====== Source passage ======

Saturday, May 23, 2026

Kate Scharn.

Kate Scharn.
(New York American, August 20, 1900.)

It had been more than two years since a murder was reported in New York City’s Tenderloin district, but on August 20, 1900, the pattern was all too familiar. A young woman was found murdered in her room after 1:00 a.m. No one heard a sound. Her jewelry was stolen. A variety of men were suspected, but with very little evidence against any of them. Kate Scharn was the latest victim of “Jack the Strangler.”

Jack Scharn returned home at 1:00 a.m. on August 20, 1900, to the second-floor apartment at 674 2nd Avenue, which he shared with his sister Katherine. He tried his key, but it didn’t work because the door had not been locked. This was the first indication that something was wrong; his sister never left the door unlocked.

Inside the apartment, he struck a match and saw some bundles from Bloomingdale’s on the table. On the floor by the side of the table, he saw his sister’s hat and the floor littered with hairpins. He went into Kate’s small bedroom and saw that she was not in bed. At his feet, he saw her lying face down on the floor. She was fully dressed in a white shirtwaist, a blue tailor-made skirt, blue striped stockings, and low shoes. Her hands were crossed behind her back.

Kate was clearly dead. Her skin was cold, and her face was bloody and almost unrecognizable. Fred staggered to the rear window and screamed, “murder!” A woman who heard him said that he simply ejaculated murder as one would get rid of any exclamation of surprise.

The apartment was above the drugstore of Dr. W. H. Tyler, who owned the building. Fred ran down 2nd Avenue to Dr. Tyler's home on 34th Street. It is unclear why he did not stop at the 35th Street Police Station that he passed on the way. He rang the bell of Dr. Tyler’s flat, and the janitress, Mrs. Lawlor, came to the door.

“I must see Dr. Tyler,” said Fred, “My sister has been murdered.”

When Mrs. Lawlor told him the doctor was not in, Fred fainted. Mrs. Lawlor and her friend Mrs. Curlley revived Fred, and he took them back to his apartment. The ladies confirmed that Kate was dead, then all three went to the police station and reported the murder.

The murder took place within a block of the flat where Mamie Cunningham was strangled four years earlier. As with the Cunningham murder, no one in the building heard a sound as the crime was committed. Dr. Tyler was a witness in the Cunningham case.

(New York American, August 20, 1900.)

======

◆ Exercise
Continue the account of Kate Scharn's 1900 murder from where it stops.

====== Recorded information ======

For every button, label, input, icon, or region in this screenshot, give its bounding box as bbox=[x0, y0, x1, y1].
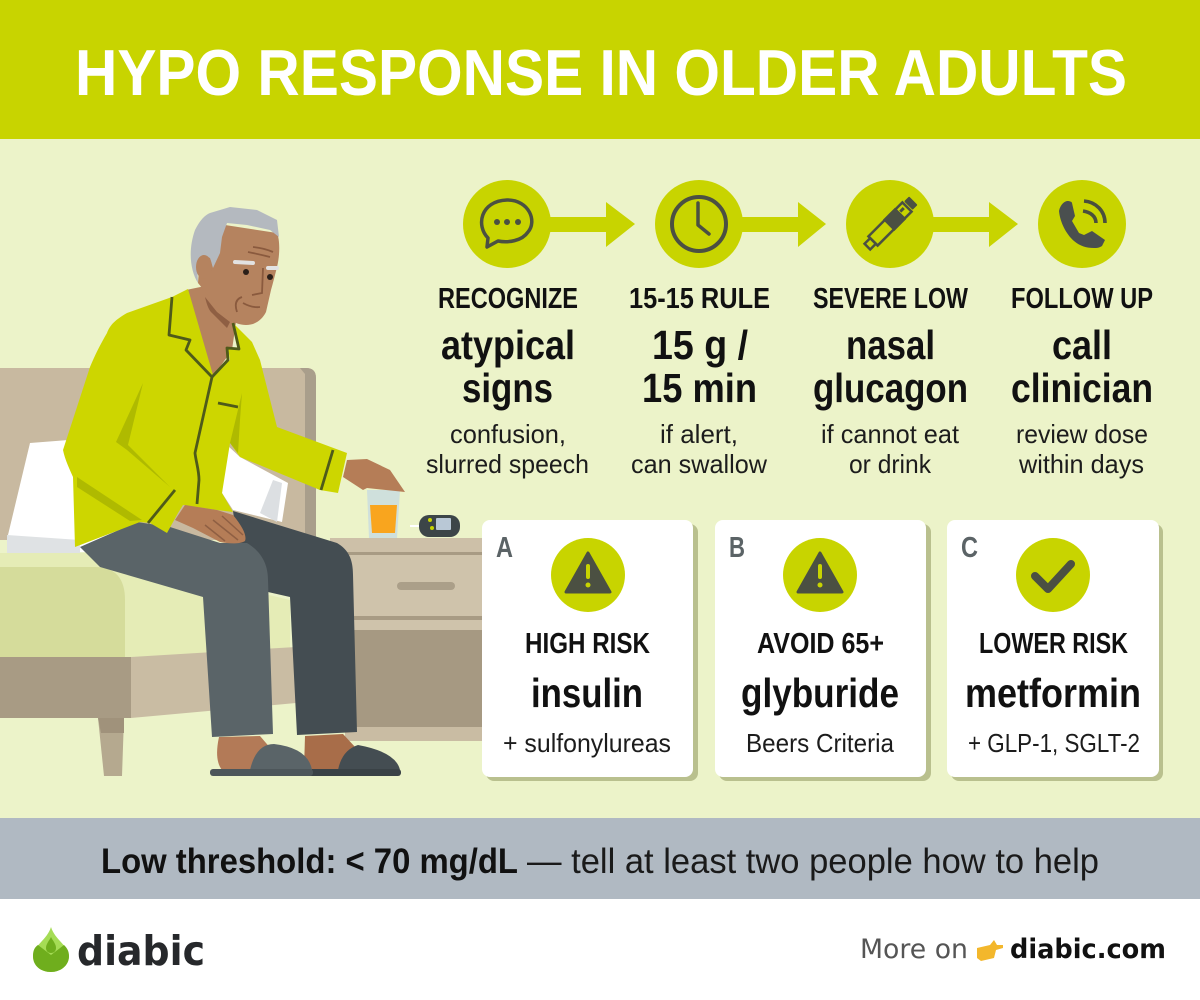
icon: speech bubble bbox=[463, 180, 551, 268]
label: LOWER RISK bbox=[979, 628, 1128, 660]
threshold text regular: — tell at least two people how to help bbox=[527, 842, 1099, 881]
detail: can swallow bbox=[631, 449, 767, 479]
ear bbox=[196, 255, 212, 279]
headline: nasal bbox=[846, 322, 935, 368]
detail: slurred speech bbox=[426, 449, 589, 479]
footer bbox=[0, 899, 1200, 1000]
step: follow up bbox=[1011, 180, 1153, 479]
glass of juice bbox=[367, 490, 400, 538]
icon: warning bbox=[783, 538, 857, 612]
pillow bbox=[7, 436, 288, 553]
headline bbox=[642, 322, 757, 411]
face bbox=[198, 225, 279, 325]
collar and piping bbox=[148, 297, 333, 523]
detail: if cannot eat bbox=[821, 419, 960, 449]
detail bbox=[426, 419, 589, 479]
threshold band bbox=[0, 818, 1200, 899]
headline bbox=[1011, 322, 1153, 411]
neck bbox=[186, 285, 236, 378]
more on text: More on bbox=[860, 934, 968, 965]
icon: clock bbox=[655, 180, 743, 268]
wrinkles and mouth bbox=[236, 247, 273, 312]
label: RECOGNIZE bbox=[438, 283, 578, 315]
card letter: A bbox=[496, 532, 513, 564]
step: 15-15 rule bbox=[629, 180, 770, 479]
detail: or drink bbox=[849, 449, 932, 479]
logo wordmark: diabic bbox=[77, 927, 205, 975]
far leg bbox=[233, 511, 357, 735]
sleeve shadows bbox=[77, 383, 242, 521]
detail bbox=[821, 419, 960, 479]
bed bbox=[0, 553, 296, 776]
detail: confusion, bbox=[450, 419, 566, 449]
drug: metformin bbox=[965, 670, 1141, 716]
card letter: B bbox=[729, 532, 745, 564]
pajama shirt bbox=[63, 289, 347, 547]
logo drop bbox=[33, 927, 69, 972]
head bbox=[191, 207, 279, 328]
detail: review dose bbox=[1016, 419, 1148, 449]
step: recognize bbox=[426, 180, 589, 479]
label: HIGH RISK bbox=[525, 628, 650, 660]
headline: 15 min bbox=[642, 365, 757, 411]
icon: check bbox=[1016, 538, 1090, 612]
headline bbox=[441, 322, 575, 411]
nightstand bbox=[330, 538, 482, 741]
illustration: older man on bed bbox=[0, 207, 482, 776]
detail: + GLP-1, SGLT-2 bbox=[968, 728, 1140, 758]
label: SEVERE LOW bbox=[813, 283, 969, 315]
step: severe low bbox=[813, 180, 969, 479]
label: FOLLOW UP bbox=[1011, 283, 1153, 315]
panel: card A high risk bbox=[482, 520, 698, 781]
headline: glucagon bbox=[813, 365, 968, 411]
label: 15-15 RULE bbox=[629, 283, 770, 315]
detail bbox=[1016, 419, 1148, 479]
headline: atypical bbox=[441, 322, 575, 368]
panel: card C lower risk bbox=[947, 520, 1163, 781]
drug: insulin bbox=[531, 670, 643, 716]
hand on glass bbox=[343, 459, 405, 492]
card letter: C bbox=[961, 532, 978, 564]
header banner bbox=[0, 0, 1200, 139]
headline: clinician bbox=[1011, 365, 1153, 411]
threshold text bold: Low threshold: < 70 mg/dL bbox=[101, 842, 518, 881]
hair bbox=[191, 207, 279, 283]
detail: within days bbox=[1018, 449, 1144, 479]
eyebrows and eyes bbox=[235, 262, 277, 268]
neck shadow bbox=[205, 297, 230, 328]
icon: warning bbox=[551, 538, 625, 612]
hand on knee bbox=[175, 505, 246, 543]
process arrows bbox=[548, 202, 1018, 247]
near leg bbox=[80, 522, 273, 737]
glucose meter bbox=[410, 515, 460, 537]
icon: pointing hand bbox=[977, 940, 1003, 961]
headline: call bbox=[1052, 322, 1112, 368]
detail: Beers Criteria bbox=[746, 728, 894, 758]
drug: glyburide bbox=[741, 670, 899, 716]
headline bbox=[813, 322, 968, 411]
label: AVOID 65+ bbox=[757, 628, 884, 660]
detail: if alert, bbox=[660, 419, 738, 449]
icon: phone bbox=[1038, 180, 1126, 268]
site link: diabic.com bbox=[1010, 934, 1166, 965]
far foot and slipper bbox=[300, 734, 401, 776]
panel: card B avoid 65+ bbox=[715, 520, 931, 781]
detail: + sulfonylureas bbox=[503, 728, 671, 758]
detail bbox=[631, 419, 767, 479]
icon: glucagon pen bbox=[846, 180, 934, 268]
headboard bbox=[0, 368, 316, 540]
near foot and slipper bbox=[210, 736, 313, 776]
headline: signs bbox=[462, 365, 553, 411]
headline: 15 g / bbox=[652, 322, 748, 368]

======

◆ Result of the task
Roundsman O’Rourke went to the house to investigate. He found that Kate had been hit on the head with a hammer, which was lying by her side, covered with blood. Two rings and a gold watch the victim wore were missing, as was all her money. Near the body was a blue mask, such as was worn by dominoes at masquerade parties. Stiff pasteboard covered the eyes and upper face, and below that was a curtain of cloth to hide the mouth and chin. Some believed this was left by a thief, but the police did not see theft as the motive and told the press that no thief in his senses would ever use such a mask.

Fred Scharn.
(The Evening World, August 24, 1900.)

At daylight, a dozen detectives were assigned to the case. Fred Scharn was taken into custody and forced to tell his story over and over. He had been at the home of his girlfriend, Nettie Kubin, in the Bronx. He left around midnight, got home at 1:00, and found the body. The police verified his story and, at this point, were satisfied that he was not home when his sister was murdered.

Katherine Scharn wore spectacles and appeared to be a timid, shrinking girl. She worked at the Eagle Pencil Factory on 14th Street and was sometimes visited by friends from the factory, but did not make friends with the girls in her neighborhood. 

The detectives, however, learned that Kate Scharn was living something of a double life. To people in the neighborhood, she was a hardworking girl who was in bed early every night and off to work early every morning. But, over in the Abbey, a cheap concert hall on 8th Avenue, “she was well known as a young woman who took life as it came in the Abbey and was quite gay about it.” 

Her favorite among her many suitors was Lincoln Price, whom she did not meet at the Abbey. He was a bank clerk who lived in the Bronx. His real name was Louis Lincoln Isenpries. He changed it to Price for “commercial reasons.” They met when Kate was 19 and still living in the Bronx with her parents. She and Jack moved out because they could not get along with their stepfather. According to Fred Scharn, his sister was engaged to Price. He had given her several rings, which she wore on her left hand. He also had a key to their apartment.

In a dresser drawer, Kate kept letters that men had written to her. They had been disturbed; some were read and not put back in the envelope, as if someone had rummaged through them looking for a particular letter. They included letters from men requesting meetings with Kate, and the detectives went looking for their authors.

Louis Lincoln Price.
(New York American, August 24, 1900.)

Among Kate’s letters, the police found several from Price. One that interested them had the lines, "Are you mad? I think you love another." The police arrested Price on suspicion, and he told them of their plan to meet on Saturday:

I met the girl first about four years ago, and have known her ever since. We used to meet quite often, sometimes at her flat and sometimes at the 'L' station at 166th street and 3rd avenue. I wrote her a letter on Friday asking her to meet me at the 166th Street Station at 7 o'clock on Saturday night. I was there at the appointed time, but she did not appear. I waited about fifteen or twenty minutes and then went away. I wasn’t anywhere in the vicinity of her house on Saturday night, nor did I see her any place.

The police now suspected another of Price’s girlfriends. She was an employee of the pencil factory who, maddened by jealousy, allegedly declared that someday she would kill Kate. The woman was on vacation, and the Police would not release her name until they could question her.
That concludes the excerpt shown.